** begin DATA SUPPLIED **
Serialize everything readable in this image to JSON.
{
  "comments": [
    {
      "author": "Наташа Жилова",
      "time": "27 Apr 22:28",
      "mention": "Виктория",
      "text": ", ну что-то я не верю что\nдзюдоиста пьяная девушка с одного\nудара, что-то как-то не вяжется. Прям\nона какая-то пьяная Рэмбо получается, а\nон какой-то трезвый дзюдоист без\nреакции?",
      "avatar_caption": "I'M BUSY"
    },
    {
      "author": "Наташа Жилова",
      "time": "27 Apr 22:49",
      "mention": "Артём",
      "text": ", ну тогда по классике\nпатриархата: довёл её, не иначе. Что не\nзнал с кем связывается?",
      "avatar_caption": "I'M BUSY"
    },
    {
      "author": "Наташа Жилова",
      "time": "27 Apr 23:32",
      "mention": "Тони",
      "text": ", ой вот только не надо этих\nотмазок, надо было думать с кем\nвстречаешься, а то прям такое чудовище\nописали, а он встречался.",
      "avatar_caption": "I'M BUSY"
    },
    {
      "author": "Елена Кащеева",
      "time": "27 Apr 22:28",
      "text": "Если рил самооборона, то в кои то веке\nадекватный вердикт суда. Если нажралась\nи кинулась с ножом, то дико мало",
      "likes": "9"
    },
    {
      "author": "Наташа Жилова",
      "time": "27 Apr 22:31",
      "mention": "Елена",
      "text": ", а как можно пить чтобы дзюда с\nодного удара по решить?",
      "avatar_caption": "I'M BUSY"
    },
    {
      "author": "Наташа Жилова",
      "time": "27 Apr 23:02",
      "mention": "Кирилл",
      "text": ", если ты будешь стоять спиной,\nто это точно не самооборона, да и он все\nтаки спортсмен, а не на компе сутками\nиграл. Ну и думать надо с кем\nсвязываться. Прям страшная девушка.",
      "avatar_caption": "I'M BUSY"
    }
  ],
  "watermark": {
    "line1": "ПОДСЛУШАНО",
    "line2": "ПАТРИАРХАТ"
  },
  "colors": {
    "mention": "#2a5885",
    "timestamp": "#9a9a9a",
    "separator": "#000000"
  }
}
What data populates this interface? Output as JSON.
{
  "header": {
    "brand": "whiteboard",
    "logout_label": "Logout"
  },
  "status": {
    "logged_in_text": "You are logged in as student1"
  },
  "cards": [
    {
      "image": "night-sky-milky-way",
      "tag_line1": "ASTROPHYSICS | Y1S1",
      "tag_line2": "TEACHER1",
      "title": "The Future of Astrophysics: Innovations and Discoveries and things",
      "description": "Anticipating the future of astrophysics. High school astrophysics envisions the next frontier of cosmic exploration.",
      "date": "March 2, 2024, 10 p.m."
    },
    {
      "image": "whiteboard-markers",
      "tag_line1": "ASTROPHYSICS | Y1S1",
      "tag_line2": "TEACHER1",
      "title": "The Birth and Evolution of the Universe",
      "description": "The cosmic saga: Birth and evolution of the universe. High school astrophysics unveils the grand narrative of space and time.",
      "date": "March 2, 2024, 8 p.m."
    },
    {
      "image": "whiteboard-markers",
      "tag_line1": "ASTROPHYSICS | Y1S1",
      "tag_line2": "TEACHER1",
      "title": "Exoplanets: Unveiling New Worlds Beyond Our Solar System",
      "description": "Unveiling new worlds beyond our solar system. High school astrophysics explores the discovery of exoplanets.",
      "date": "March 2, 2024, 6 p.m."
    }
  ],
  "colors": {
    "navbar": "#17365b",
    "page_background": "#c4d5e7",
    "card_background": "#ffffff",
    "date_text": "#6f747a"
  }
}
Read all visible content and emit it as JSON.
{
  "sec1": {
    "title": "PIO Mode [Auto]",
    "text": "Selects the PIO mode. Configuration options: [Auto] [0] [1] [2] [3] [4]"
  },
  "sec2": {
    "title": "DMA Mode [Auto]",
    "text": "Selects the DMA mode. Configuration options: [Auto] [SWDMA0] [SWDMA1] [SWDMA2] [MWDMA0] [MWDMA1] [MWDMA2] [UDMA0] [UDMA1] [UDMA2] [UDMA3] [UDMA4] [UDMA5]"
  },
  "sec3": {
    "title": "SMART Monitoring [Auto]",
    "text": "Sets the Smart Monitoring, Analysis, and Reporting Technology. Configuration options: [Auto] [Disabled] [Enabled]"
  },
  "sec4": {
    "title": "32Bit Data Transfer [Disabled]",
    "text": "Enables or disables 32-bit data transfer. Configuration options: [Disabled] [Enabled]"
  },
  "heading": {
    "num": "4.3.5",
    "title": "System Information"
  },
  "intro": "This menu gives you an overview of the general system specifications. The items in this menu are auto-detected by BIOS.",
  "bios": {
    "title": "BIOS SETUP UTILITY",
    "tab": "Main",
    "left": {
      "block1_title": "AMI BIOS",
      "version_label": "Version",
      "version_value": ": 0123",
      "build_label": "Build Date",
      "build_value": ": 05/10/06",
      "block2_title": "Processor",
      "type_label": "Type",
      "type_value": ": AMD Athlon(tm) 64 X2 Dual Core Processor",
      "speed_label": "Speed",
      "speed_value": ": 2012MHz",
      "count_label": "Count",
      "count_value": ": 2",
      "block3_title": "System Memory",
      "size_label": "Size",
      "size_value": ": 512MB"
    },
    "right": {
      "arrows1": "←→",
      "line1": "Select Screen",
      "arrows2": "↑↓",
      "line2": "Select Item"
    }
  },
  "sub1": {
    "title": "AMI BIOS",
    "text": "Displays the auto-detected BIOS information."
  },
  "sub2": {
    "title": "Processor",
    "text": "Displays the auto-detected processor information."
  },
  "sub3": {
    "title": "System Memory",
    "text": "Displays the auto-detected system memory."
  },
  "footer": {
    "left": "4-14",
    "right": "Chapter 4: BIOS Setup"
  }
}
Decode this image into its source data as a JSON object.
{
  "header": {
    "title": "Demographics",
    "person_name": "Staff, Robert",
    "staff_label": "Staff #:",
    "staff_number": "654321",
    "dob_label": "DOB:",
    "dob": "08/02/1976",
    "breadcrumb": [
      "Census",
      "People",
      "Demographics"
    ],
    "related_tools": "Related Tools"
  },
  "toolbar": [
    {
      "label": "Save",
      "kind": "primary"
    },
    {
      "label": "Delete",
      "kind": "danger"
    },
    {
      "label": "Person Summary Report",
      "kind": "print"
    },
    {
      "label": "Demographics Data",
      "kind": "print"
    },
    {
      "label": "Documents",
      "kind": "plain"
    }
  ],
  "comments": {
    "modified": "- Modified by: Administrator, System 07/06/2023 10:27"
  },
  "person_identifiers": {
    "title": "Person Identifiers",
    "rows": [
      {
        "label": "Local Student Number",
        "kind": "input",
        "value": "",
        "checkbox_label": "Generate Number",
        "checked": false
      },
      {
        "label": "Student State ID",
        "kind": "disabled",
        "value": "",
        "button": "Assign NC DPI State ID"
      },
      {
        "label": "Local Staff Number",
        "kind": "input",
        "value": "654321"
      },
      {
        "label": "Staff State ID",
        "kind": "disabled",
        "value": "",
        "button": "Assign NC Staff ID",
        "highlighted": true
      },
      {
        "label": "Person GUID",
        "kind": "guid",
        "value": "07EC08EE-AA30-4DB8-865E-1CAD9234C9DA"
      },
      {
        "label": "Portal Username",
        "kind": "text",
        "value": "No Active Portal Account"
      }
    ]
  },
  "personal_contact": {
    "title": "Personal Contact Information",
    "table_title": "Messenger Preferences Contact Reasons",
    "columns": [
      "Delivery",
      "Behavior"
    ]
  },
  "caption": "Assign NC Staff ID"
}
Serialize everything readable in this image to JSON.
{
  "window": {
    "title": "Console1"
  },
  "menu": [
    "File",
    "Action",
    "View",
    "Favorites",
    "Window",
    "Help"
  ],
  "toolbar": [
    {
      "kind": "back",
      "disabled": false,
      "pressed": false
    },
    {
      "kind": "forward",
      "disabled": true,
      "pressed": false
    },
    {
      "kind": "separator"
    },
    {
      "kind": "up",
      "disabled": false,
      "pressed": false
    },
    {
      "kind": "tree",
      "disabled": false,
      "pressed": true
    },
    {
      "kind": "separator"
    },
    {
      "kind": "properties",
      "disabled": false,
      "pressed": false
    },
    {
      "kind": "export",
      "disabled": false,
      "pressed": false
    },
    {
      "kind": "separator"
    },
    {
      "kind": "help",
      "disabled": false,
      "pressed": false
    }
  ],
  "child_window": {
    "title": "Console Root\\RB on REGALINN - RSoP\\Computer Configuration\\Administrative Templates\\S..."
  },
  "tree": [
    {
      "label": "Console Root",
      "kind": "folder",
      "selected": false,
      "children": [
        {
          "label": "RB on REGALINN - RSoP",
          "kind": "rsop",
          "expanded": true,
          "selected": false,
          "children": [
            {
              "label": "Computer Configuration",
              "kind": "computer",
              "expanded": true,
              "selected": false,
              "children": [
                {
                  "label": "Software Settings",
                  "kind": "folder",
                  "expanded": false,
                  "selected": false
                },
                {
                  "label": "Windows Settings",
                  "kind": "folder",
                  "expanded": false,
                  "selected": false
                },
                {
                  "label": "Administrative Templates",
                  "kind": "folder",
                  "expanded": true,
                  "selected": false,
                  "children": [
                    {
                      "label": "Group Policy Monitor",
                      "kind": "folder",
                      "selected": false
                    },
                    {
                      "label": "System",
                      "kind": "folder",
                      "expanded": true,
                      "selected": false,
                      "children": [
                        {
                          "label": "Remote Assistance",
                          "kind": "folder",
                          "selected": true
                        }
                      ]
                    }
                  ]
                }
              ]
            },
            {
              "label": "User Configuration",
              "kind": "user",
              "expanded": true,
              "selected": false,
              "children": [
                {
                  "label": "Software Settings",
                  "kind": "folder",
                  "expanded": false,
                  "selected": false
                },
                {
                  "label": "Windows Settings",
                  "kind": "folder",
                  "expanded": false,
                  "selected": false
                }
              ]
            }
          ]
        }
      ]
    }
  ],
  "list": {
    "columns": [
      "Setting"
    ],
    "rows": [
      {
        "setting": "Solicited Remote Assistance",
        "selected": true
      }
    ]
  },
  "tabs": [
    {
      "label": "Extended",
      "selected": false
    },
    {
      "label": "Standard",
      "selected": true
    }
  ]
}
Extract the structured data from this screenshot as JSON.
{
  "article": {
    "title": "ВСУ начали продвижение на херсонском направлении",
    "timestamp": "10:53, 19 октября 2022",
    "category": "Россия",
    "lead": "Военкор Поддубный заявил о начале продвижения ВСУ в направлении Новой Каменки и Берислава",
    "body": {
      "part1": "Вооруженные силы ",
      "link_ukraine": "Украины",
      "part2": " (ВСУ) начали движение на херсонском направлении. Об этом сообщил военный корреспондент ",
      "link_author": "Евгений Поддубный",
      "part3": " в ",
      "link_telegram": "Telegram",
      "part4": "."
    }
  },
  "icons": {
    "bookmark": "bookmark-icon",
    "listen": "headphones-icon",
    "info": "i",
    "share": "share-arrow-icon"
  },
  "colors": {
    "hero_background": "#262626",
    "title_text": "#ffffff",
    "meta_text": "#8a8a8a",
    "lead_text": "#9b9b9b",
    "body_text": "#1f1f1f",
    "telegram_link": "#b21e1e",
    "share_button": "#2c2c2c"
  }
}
** end DATA SUPPLIED **
WRITTEN INSTRUCTION
Pull every line holding "true" out of the records.

FINISHED TASK
        "highlighted": true
      "disabled": true,
      "pressed": true
          "expanded": true,
              "expanded": true,
                  "expanded": true,
                      "expanded": true,
                          "selected": true
              "expanded": true,
        "selected": true
      "selected": true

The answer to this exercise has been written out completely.